**What you will do**
Each line that includes the string "Disables" counts once; give the total and nothing else.

**Input data**
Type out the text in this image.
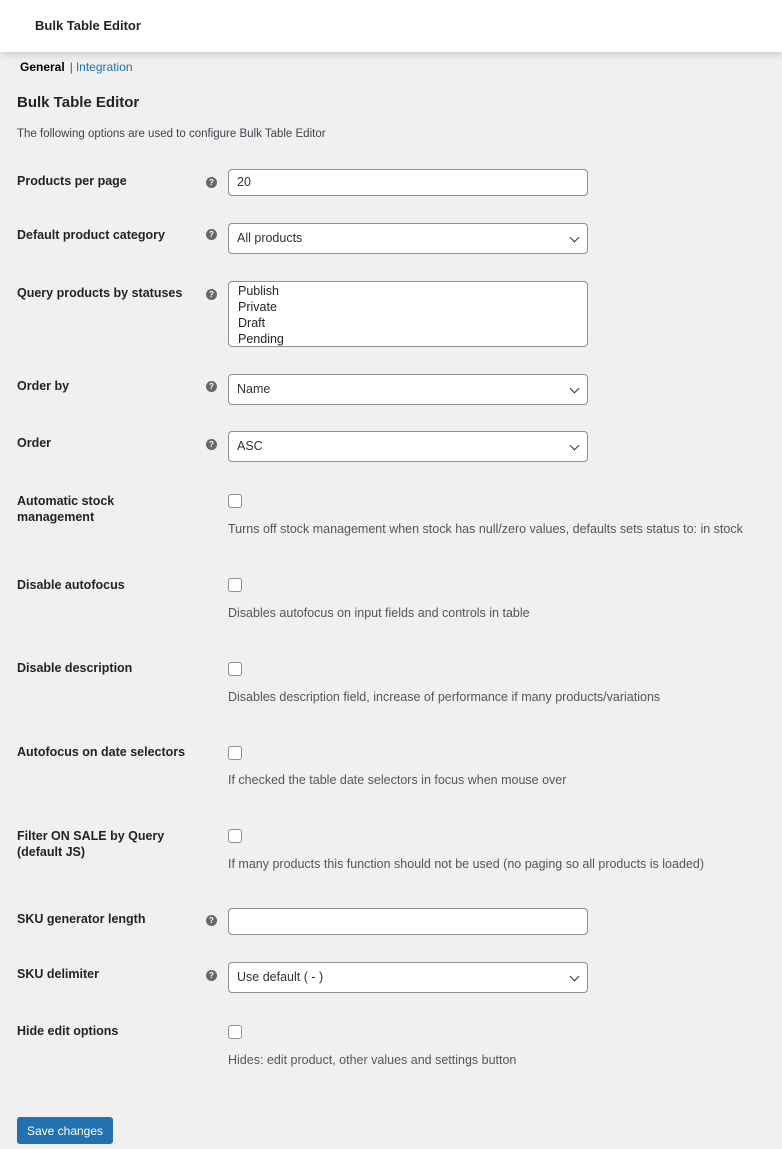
Bulk Table Editor
General | Integration
Bulk Table Editor
The following options are used to configure Bulk Table Editor
Products per page	?	20
Default product category	?	All products
Query products by statuses	? Publish
Private
Draft
Pending
Order by	?	Name
Order	?	ASC
Automatic stock management
Turns off stock management when stock has null/zero values, defaults sets status to: in stock
Disable autofocus
Disables autofocus on input fields and controls in table
Disable description
Disables description field, increase of performance if many products/variations
Autofocus on date selectors
If checked the table date selectors in focus when mouse over
Filter ON SALE by Query (default JS)
If many products this function should not be used (no paging so all products is loaded)
SKU generator length	?
SKU delimiter	?	Use default ( - )
Hide edit options
Hides: edit product, other values and settings button
Save changes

**Full response**
2